--- Start ---

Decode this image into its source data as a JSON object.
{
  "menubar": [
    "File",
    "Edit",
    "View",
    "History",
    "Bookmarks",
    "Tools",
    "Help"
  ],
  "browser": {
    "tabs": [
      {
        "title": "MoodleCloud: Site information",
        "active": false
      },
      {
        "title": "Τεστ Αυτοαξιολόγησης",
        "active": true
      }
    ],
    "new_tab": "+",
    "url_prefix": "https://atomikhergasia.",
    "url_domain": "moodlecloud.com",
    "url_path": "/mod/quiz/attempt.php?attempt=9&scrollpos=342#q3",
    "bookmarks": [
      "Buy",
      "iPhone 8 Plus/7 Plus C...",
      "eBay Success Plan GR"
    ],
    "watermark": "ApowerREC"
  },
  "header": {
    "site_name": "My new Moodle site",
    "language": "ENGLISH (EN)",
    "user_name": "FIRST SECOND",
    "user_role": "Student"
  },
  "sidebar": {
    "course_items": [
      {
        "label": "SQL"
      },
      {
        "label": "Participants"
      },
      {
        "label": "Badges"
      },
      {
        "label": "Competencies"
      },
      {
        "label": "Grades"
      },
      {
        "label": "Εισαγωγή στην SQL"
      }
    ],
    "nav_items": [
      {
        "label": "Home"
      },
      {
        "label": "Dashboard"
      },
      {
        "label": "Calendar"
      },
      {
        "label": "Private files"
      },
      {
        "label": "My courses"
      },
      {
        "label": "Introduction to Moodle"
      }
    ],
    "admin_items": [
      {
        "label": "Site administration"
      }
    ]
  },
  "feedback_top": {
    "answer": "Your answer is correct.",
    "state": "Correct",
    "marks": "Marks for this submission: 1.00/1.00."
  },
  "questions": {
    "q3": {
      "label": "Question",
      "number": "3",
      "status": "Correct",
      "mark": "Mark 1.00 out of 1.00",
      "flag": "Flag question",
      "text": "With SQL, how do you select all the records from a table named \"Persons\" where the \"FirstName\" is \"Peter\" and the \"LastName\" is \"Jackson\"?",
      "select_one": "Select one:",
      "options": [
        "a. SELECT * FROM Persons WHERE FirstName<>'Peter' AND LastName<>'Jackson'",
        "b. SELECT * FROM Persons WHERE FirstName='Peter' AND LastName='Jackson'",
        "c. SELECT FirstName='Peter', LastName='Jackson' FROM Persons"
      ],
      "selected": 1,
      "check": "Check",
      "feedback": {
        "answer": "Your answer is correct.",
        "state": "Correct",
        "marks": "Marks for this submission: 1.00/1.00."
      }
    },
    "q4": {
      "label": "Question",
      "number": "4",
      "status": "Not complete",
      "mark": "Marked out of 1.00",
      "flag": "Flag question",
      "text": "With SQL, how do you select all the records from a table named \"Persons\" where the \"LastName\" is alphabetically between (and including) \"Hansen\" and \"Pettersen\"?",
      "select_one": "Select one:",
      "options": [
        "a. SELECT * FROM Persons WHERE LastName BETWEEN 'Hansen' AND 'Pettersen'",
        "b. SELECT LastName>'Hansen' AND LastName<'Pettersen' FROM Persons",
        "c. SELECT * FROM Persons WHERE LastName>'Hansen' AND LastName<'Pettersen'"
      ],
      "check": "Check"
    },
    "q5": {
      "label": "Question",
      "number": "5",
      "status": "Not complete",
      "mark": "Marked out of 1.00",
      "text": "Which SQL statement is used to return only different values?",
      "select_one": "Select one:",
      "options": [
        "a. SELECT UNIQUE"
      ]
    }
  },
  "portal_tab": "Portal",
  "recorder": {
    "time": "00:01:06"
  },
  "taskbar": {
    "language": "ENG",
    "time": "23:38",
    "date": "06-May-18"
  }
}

--- End ---

Problem requirements: Out of the records, collect only those lines that contain the string "Your".

Output:
    "answer": "Your answer is correct.",
        "answer": "Your answer is correct.",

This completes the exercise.